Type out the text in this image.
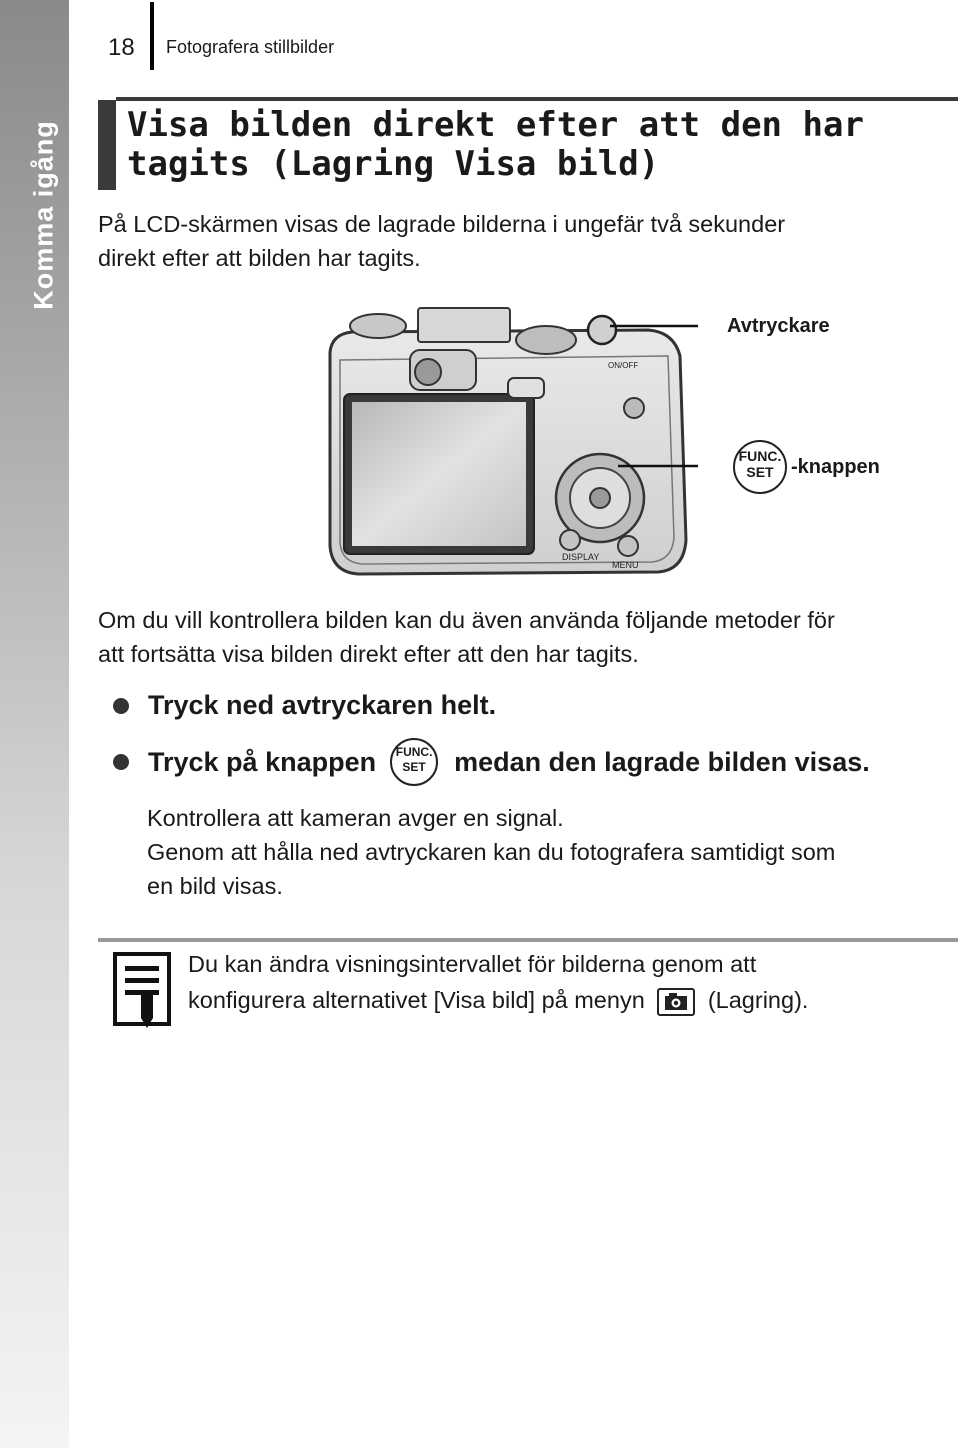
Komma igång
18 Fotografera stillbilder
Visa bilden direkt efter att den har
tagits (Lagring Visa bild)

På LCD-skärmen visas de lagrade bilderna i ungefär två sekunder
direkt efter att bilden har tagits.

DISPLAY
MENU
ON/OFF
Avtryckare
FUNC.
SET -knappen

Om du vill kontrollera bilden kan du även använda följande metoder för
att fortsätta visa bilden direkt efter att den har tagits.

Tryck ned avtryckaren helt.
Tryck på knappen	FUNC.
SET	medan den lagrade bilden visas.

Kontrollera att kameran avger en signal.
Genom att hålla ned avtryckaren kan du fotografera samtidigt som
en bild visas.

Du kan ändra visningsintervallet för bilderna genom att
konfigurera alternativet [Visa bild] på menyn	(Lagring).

-*-

YOUR GOAL
If the string "bilden" appears in a line of the entries, report the line.

SOLUTION TO THE EXERCISE
Visa bilden direkt efter att den har
direkt efter att bilden har tagits.
Om du vill kontrollera bilden kan du även använda följande metoder för
att fortsätta visa bilden direkt efter att den har tagits.
SET	medan den lagrade bilden visas.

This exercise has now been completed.